YOUR GOAL
Copy the records word for word, from the first line through the line containing "precip-bar (63, 122, 67, 141)", including that line.

DATA LISTING
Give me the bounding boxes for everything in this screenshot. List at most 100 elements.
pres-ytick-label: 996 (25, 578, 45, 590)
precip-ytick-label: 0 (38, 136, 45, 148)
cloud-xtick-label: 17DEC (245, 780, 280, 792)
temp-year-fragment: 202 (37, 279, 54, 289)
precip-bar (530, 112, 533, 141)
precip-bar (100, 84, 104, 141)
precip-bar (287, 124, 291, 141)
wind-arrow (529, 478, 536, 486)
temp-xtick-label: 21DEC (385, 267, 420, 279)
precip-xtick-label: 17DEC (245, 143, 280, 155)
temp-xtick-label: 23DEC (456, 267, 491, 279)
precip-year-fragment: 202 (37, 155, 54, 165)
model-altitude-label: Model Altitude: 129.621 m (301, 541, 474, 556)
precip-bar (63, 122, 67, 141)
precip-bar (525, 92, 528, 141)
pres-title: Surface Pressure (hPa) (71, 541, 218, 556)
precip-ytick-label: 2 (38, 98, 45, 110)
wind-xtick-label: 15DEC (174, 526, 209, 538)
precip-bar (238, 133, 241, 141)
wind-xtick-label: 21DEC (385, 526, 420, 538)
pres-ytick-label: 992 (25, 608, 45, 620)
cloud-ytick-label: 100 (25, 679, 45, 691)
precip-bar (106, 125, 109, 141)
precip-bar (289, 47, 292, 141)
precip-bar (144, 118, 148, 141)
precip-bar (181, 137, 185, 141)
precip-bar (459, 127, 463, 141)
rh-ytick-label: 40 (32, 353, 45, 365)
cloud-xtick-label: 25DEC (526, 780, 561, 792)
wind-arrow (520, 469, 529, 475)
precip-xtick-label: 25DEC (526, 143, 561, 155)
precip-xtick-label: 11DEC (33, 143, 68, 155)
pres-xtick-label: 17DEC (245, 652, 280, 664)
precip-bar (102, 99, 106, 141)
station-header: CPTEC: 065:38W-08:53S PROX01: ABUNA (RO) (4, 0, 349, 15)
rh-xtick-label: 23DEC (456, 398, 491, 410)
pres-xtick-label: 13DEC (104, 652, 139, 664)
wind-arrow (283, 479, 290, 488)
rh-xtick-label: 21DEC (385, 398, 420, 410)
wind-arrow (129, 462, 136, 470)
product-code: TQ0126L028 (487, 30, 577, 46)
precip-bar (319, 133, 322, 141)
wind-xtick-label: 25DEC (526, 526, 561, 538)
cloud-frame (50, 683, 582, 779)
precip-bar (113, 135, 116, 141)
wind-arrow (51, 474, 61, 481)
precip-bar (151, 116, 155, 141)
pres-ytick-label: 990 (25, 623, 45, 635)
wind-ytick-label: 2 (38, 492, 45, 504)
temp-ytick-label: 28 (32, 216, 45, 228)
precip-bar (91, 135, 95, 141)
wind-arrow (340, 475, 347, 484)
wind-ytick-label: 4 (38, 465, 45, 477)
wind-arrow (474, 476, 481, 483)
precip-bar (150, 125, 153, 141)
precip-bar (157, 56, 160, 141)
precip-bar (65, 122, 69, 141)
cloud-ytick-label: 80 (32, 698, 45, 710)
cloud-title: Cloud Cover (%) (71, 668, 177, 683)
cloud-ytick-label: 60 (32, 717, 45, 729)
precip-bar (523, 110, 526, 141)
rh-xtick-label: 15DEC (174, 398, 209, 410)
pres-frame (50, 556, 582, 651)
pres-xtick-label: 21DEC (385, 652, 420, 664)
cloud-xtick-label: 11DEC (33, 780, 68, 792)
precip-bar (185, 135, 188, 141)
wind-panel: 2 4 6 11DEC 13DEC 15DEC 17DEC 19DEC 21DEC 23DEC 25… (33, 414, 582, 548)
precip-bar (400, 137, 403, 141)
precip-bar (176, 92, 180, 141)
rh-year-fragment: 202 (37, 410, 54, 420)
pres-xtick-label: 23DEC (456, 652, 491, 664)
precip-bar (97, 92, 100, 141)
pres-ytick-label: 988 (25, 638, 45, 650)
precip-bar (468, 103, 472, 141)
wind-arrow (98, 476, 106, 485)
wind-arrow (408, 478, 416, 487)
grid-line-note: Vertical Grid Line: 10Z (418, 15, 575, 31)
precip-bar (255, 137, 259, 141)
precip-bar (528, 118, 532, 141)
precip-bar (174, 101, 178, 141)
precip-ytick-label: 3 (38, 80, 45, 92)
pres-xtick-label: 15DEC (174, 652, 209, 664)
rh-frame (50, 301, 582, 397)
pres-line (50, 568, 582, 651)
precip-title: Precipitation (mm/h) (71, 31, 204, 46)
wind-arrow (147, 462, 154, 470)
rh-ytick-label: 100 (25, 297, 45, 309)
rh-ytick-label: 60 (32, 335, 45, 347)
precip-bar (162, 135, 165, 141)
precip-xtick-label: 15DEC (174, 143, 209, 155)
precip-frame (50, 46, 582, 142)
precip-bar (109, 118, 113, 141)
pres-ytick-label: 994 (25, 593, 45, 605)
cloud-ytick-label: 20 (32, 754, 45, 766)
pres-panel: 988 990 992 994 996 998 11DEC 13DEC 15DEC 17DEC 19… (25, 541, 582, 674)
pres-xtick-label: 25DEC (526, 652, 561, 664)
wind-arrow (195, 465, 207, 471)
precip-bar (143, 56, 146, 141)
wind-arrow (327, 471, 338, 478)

OUTPUT BELOW
Give me the bounding boxes for everything in this screenshot. List at most 100 elements.
pres-ytick-label: 996 (25, 578, 45, 590)
precip-ytick-label: 0 (38, 136, 45, 148)
cloud-xtick-label: 17DEC (245, 780, 280, 792)
temp-year-fragment: 202 (37, 279, 54, 289)
precip-bar (530, 112, 533, 141)
precip-bar (100, 84, 104, 141)
precip-bar (287, 124, 291, 141)
wind-arrow (529, 478, 536, 486)
temp-xtick-label: 21DEC (385, 267, 420, 279)
precip-xtick-label: 17DEC (245, 143, 280, 155)
temp-xtick-label: 23DEC (456, 267, 491, 279)
precip-year-fragment: 202 (37, 155, 54, 165)
model-altitude-label: Model Altitude: 129.621 m (301, 541, 474, 556)
precip-bar (63, 122, 67, 141)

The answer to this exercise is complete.